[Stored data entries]
-- start --

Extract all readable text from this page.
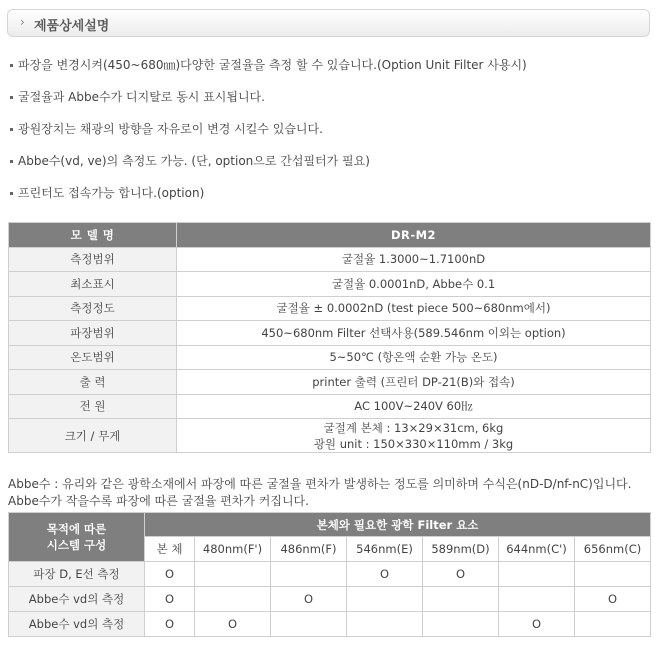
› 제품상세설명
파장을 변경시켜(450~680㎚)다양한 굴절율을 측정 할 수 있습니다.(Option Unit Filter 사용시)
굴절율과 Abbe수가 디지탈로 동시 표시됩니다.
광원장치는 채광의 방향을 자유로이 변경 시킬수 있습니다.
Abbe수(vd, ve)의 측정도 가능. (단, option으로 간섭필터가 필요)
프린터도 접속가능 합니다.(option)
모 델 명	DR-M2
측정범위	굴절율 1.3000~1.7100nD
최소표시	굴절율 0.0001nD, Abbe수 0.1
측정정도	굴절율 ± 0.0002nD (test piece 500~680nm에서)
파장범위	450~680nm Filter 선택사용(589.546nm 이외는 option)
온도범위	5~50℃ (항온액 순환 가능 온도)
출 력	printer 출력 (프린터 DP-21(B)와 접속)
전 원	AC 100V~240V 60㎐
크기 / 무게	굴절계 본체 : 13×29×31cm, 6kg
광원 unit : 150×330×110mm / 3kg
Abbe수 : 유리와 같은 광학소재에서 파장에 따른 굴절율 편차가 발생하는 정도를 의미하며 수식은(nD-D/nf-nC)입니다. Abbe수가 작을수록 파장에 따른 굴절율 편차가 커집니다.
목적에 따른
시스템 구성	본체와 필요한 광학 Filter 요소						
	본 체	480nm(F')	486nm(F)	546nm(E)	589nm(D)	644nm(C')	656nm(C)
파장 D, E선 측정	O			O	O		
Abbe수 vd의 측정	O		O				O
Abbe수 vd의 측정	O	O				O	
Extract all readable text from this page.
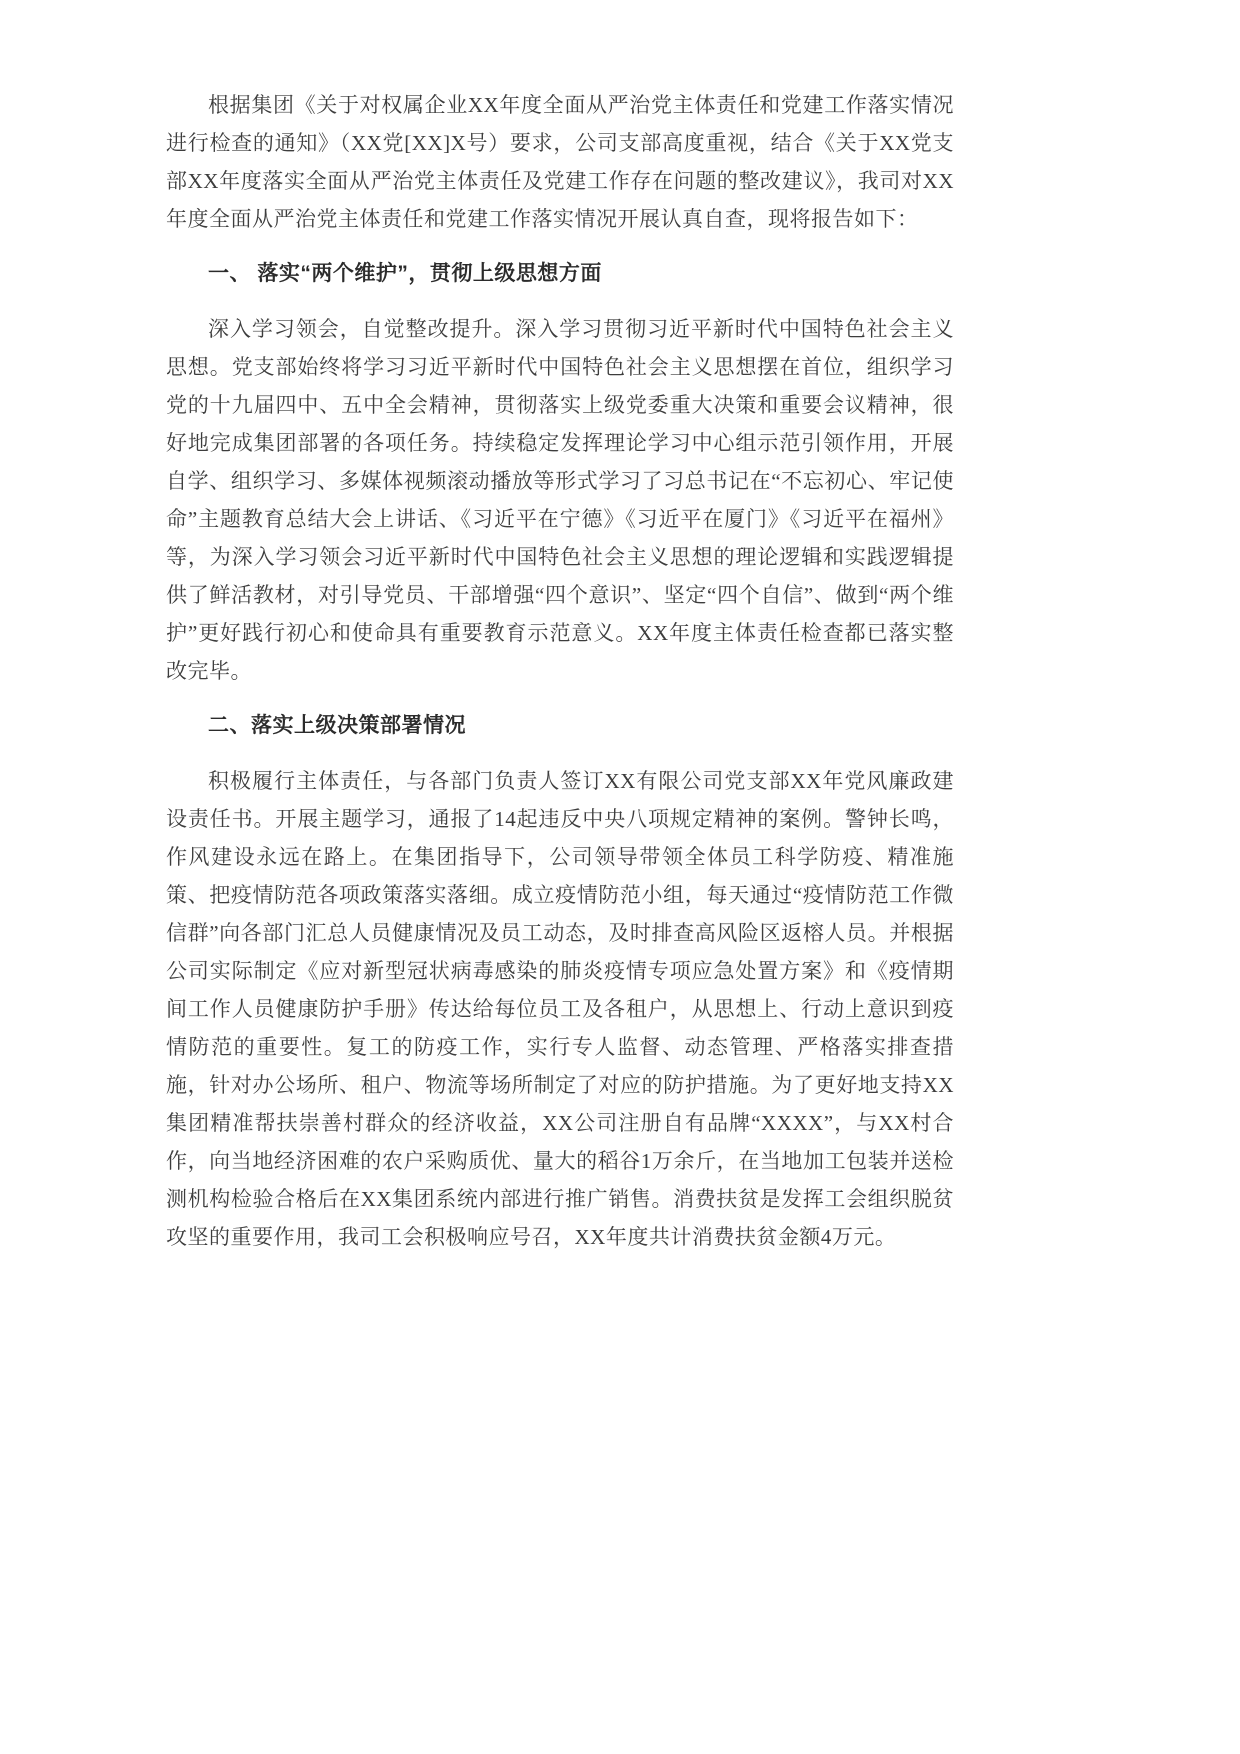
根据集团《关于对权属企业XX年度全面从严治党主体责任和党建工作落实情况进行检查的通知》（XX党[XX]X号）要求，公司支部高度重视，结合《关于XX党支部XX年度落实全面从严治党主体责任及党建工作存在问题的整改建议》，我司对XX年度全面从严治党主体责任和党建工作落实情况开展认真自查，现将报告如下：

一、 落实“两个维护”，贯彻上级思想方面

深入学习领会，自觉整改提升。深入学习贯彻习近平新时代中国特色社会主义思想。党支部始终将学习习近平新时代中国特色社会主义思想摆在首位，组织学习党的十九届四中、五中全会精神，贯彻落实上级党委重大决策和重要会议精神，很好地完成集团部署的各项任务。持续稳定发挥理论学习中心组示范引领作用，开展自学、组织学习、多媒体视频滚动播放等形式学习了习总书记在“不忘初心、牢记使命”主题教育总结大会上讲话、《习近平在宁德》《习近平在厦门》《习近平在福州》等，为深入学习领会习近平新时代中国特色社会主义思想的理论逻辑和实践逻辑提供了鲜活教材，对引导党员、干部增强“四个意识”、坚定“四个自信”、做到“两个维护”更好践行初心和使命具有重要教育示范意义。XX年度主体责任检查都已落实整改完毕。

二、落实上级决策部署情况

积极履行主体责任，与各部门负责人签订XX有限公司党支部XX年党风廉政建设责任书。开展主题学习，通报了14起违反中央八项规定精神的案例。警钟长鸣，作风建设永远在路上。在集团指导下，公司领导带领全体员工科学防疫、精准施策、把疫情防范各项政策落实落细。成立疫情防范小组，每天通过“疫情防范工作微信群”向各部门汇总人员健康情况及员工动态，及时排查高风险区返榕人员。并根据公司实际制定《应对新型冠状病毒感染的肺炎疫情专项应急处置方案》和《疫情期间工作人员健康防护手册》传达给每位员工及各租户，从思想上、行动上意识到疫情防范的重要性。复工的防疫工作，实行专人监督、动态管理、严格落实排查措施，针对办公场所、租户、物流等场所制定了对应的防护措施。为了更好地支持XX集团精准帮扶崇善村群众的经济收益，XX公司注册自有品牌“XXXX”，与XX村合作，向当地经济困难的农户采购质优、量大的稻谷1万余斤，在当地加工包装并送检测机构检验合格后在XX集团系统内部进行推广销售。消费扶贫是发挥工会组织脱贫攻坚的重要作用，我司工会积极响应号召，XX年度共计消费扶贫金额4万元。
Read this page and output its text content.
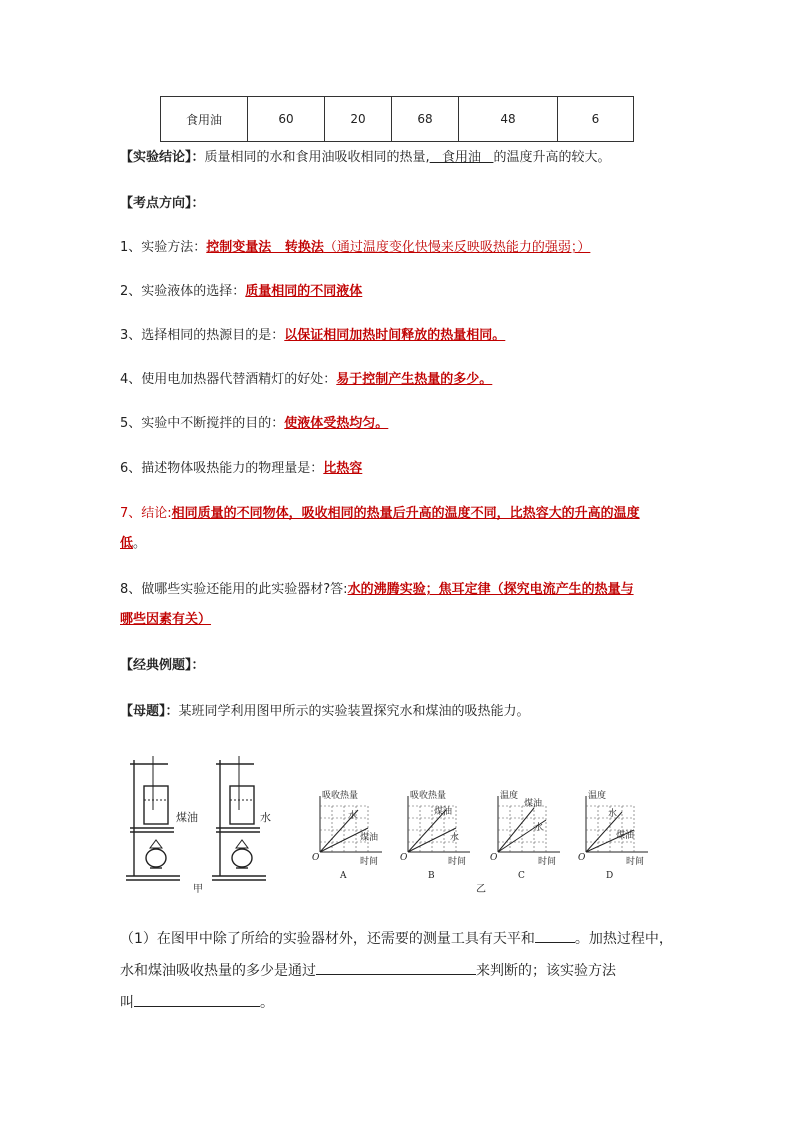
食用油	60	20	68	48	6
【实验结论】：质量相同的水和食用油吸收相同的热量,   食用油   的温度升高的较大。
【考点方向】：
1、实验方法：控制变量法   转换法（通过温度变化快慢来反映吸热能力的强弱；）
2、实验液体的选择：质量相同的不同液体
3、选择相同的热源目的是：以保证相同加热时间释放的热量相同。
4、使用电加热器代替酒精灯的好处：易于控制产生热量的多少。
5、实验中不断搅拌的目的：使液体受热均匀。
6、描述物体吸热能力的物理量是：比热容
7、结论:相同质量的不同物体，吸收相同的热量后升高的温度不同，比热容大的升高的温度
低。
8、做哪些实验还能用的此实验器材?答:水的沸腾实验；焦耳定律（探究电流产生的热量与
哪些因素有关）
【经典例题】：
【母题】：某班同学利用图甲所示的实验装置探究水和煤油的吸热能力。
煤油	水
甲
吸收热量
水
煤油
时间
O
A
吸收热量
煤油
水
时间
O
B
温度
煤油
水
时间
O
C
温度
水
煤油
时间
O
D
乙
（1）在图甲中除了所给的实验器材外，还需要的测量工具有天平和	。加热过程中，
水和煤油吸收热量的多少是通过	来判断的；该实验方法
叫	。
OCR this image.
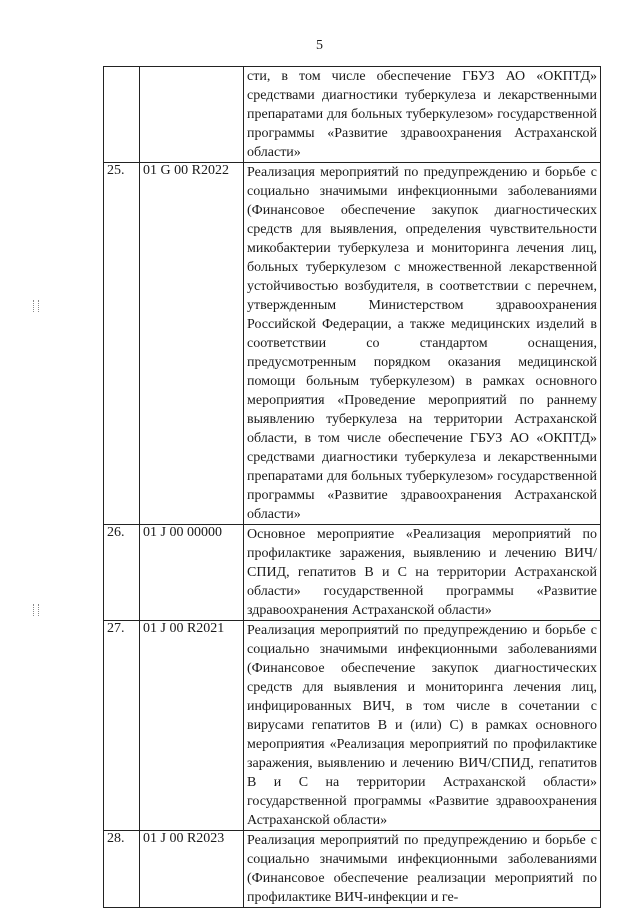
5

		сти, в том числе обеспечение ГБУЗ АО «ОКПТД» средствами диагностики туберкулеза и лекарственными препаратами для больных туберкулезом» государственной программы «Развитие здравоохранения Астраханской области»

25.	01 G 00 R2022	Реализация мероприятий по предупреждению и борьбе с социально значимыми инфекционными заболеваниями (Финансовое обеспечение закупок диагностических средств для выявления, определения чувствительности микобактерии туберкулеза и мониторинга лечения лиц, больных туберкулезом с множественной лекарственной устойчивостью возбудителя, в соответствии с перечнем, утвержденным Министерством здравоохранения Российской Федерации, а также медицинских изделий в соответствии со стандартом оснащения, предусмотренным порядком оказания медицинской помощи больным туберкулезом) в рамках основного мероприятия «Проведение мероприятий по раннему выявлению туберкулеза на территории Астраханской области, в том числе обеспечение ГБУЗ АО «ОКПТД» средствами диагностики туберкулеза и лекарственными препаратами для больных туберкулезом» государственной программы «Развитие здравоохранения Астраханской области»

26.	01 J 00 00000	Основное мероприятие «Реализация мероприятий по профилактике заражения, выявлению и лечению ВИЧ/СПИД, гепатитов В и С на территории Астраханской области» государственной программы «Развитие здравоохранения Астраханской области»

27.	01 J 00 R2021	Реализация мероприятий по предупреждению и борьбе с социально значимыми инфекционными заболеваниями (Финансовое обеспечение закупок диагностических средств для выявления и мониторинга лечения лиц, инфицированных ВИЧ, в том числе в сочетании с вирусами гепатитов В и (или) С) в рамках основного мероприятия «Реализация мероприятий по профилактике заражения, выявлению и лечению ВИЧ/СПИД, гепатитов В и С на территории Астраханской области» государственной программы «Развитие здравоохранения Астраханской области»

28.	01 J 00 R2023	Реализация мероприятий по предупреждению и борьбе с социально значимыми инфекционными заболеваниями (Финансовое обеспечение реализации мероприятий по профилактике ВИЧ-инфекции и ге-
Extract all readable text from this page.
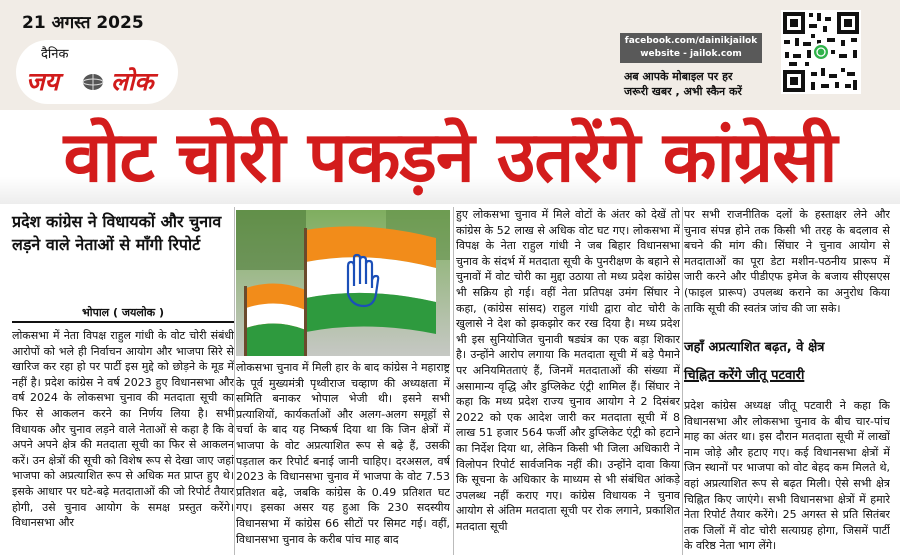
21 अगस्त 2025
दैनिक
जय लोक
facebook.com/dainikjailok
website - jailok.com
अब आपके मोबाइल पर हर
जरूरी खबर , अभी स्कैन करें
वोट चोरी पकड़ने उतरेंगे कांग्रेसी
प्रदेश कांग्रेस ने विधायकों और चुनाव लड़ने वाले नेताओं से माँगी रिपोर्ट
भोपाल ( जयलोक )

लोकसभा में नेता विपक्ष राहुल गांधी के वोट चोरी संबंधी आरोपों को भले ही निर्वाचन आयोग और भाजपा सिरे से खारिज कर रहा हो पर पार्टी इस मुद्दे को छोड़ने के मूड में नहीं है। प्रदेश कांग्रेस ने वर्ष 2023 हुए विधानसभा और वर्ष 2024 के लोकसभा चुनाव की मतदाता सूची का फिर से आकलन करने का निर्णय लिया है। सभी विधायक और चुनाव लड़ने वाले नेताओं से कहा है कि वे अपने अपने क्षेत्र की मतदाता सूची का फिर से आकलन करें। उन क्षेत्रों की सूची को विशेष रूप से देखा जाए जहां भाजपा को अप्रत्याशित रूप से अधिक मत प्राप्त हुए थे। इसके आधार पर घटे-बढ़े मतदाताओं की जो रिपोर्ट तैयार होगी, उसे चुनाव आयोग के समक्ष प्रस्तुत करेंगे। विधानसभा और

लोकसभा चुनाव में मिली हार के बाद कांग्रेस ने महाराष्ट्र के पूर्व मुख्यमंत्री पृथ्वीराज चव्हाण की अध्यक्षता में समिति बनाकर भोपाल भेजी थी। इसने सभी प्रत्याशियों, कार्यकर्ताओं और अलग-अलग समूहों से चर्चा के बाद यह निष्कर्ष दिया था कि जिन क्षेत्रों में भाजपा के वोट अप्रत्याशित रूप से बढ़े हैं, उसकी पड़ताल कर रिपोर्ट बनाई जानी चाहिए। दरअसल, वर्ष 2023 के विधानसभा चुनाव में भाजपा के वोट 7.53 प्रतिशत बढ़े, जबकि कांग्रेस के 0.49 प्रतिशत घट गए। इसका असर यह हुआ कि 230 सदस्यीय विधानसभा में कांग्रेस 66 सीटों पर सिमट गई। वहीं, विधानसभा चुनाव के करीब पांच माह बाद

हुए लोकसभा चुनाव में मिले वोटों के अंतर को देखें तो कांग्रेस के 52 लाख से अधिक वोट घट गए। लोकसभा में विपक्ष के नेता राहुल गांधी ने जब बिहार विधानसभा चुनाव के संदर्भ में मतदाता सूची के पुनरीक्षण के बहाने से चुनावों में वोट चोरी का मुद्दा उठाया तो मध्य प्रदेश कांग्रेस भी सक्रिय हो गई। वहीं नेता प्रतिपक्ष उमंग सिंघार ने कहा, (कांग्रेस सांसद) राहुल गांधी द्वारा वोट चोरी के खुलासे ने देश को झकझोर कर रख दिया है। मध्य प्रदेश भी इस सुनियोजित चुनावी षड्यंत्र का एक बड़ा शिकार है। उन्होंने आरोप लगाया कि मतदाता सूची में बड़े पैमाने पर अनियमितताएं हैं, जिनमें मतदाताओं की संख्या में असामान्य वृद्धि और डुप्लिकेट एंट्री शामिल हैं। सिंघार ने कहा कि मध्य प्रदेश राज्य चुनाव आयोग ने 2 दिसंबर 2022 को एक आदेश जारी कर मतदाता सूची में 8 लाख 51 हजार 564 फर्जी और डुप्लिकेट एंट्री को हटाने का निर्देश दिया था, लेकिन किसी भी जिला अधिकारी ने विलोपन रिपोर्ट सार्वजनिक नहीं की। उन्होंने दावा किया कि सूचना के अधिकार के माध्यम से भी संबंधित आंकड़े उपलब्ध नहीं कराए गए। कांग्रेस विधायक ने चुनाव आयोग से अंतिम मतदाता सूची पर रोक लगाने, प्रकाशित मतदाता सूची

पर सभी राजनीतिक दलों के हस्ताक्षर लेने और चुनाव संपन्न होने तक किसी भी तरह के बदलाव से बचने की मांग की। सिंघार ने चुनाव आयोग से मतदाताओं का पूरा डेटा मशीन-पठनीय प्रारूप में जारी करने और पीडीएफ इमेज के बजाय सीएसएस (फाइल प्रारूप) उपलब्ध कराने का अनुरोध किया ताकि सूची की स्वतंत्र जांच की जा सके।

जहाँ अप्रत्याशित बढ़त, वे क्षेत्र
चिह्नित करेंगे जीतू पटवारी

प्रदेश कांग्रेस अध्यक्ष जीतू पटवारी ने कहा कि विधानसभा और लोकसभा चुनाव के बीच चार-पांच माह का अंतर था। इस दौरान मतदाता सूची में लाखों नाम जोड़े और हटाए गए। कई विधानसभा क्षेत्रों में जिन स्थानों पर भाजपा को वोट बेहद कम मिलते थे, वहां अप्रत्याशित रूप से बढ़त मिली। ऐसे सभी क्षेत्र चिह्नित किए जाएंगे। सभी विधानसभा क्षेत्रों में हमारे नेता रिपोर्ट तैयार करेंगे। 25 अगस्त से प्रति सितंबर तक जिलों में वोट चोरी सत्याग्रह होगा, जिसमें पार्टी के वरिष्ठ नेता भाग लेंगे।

-- end --

Of the lines in the data above, how many contain the word "профилактике"? Give only that figure.

▶ _Response for this exercise_
3